(Records shown):
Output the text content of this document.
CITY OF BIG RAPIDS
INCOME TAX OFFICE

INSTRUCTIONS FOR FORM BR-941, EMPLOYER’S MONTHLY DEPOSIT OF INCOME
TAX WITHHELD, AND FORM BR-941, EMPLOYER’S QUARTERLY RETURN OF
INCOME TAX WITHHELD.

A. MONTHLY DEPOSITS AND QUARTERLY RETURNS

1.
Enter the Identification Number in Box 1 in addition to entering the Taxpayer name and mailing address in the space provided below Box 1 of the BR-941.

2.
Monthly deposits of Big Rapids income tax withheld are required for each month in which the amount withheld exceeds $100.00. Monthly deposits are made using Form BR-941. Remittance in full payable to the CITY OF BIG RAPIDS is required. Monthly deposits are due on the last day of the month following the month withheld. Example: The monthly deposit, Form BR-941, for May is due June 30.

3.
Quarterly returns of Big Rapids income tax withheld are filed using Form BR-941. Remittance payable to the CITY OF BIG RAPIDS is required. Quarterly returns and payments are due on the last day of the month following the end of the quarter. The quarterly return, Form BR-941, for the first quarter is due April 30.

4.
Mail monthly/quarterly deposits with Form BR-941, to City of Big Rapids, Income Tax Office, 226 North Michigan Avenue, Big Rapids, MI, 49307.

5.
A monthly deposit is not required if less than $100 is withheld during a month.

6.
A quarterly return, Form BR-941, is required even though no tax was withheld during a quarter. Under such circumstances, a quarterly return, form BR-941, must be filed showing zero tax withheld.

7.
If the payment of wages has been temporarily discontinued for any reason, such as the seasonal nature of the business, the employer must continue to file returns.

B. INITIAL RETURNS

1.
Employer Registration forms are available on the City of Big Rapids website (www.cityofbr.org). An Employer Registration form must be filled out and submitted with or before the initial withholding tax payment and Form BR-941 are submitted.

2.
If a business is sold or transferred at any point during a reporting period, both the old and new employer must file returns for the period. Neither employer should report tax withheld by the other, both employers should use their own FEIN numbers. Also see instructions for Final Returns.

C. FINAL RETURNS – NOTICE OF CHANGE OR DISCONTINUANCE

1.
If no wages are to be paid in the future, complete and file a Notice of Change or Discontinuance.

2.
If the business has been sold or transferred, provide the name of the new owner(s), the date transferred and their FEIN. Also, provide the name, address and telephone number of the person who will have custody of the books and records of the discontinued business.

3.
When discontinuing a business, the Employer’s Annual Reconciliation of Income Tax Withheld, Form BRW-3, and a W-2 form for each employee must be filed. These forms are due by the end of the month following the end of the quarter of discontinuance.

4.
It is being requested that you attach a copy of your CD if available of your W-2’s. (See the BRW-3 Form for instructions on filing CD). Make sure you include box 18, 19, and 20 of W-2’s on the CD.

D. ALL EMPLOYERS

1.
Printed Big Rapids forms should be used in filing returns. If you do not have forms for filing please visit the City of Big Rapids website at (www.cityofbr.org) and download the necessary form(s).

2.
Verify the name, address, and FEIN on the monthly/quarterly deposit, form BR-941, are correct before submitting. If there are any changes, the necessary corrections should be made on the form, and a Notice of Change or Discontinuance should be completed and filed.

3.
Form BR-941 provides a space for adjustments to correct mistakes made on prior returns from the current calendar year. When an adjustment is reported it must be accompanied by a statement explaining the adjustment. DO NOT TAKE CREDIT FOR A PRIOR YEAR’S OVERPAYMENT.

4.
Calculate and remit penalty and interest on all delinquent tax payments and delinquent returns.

(What you will do): Extract the listing in its entirety, matching it exactly.

(Response below):
Output the text content of this document.
CITY OF BIG RAPIDS
INCOME TAX OFFICE

INSTRUCTIONS FOR FORM BR-941, EMPLOYER’S MONTHLY DEPOSIT OF INCOME
TAX WITHHELD, AND FORM BR-941, EMPLOYER’S QUARTERLY RETURN OF
INCOME TAX WITHHELD.

A. MONTHLY DEPOSITS AND QUARTERLY RETURNS

1.
Enter the Identification Number in Box 1 in addition to entering the Taxpayer name and mailing address in the space provided below Box 1 of the BR-941.

2.
Monthly deposits of Big Rapids income tax withheld are required for each month in which the amount withheld exceeds $100.00. Monthly deposits are made using Form BR-941. Remittance in full payable to the CITY OF BIG RAPIDS is required. Monthly deposits are due on the last day of the month following the month withheld. Example: The monthly deposit, Form BR-941, for May is due June 30.

3.
Quarterly returns of Big Rapids income tax withheld are filed using Form BR-941. Remittance payable to the CITY OF BIG RAPIDS is required. Quarterly returns and payments are due on the last day of the month following the end of the quarter. The quarterly return, Form BR-941, for the first quarter is due April 30.

4.
Mail monthly/quarterly deposits with Form BR-941, to City of Big Rapids, Income Tax Office, 226 North Michigan Avenue, Big Rapids, MI, 49307.

5.
A monthly deposit is not required if less than $100 is withheld during a month.

6.
A quarterly return, Form BR-941, is required even though no tax was withheld during a quarter. Under such circumstances, a quarterly return, form BR-941, must be filed showing zero tax withheld.

7.
If the payment of wages has been temporarily discontinued for any reason, such as the seasonal nature of the business, the employer must continue to file returns.

B. INITIAL RETURNS

1.
Employer Registration forms are available on the City of Big Rapids website (www.cityofbr.org). An Employer Registration form must be filled out and submitted with or before the initial withholding tax payment and Form BR-941 are submitted.

2.
If a business is sold or transferred at any point during a reporting period, both the old and new employer must file returns for the period. Neither employer should report tax withheld by the other, both employers should use their own FEIN numbers. Also see instructions for Final Returns.

C. FINAL RETURNS – NOTICE OF CHANGE OR DISCONTINUANCE

1.
If no wages are to be paid in the future, complete and file a Notice of Change or Discontinuance.

2.
If the business has been sold or transferred, provide the name of the new owner(s), the date transferred and their FEIN. Also, provide the name, address and telephone number of the person who will have custody of the books and records of the discontinued business.

3.
When discontinuing a business, the Employer’s Annual Reconciliation of Income Tax Withheld, Form BRW-3, and a W-2 form for each employee must be filed. These forms are due by the end of the month following the end of the quarter of discontinuance.

4.
It is being requested that you attach a copy of your CD if available of your W-2’s. (See the BRW-3 Form for instructions on filing CD). Make sure you include box 18, 19, and 20 of W-2’s on the CD.

D. ALL EMPLOYERS

1.
Printed Big Rapids forms should be used in filing returns. If you do not have forms for filing please visit the City of Big Rapids website at (www.cityofbr.org) and download the necessary form(s).

2.
Verify the name, address, and FEIN on the monthly/quarterly deposit, form BR-941, are correct before submitting. If there are any changes, the necessary corrections should be made on the form, and a Notice of Change or Discontinuance should be completed and filed.

3.
Form BR-941 provides a space for adjustments to correct mistakes made on prior returns from the current calendar year. When an adjustment is reported it must be accompanied by a statement explaining the adjustment. DO NOT TAKE CREDIT FOR A PRIOR YEAR’S OVERPAYMENT.

4.
Calculate and remit penalty and interest on all delinquent tax payments and delinquent returns.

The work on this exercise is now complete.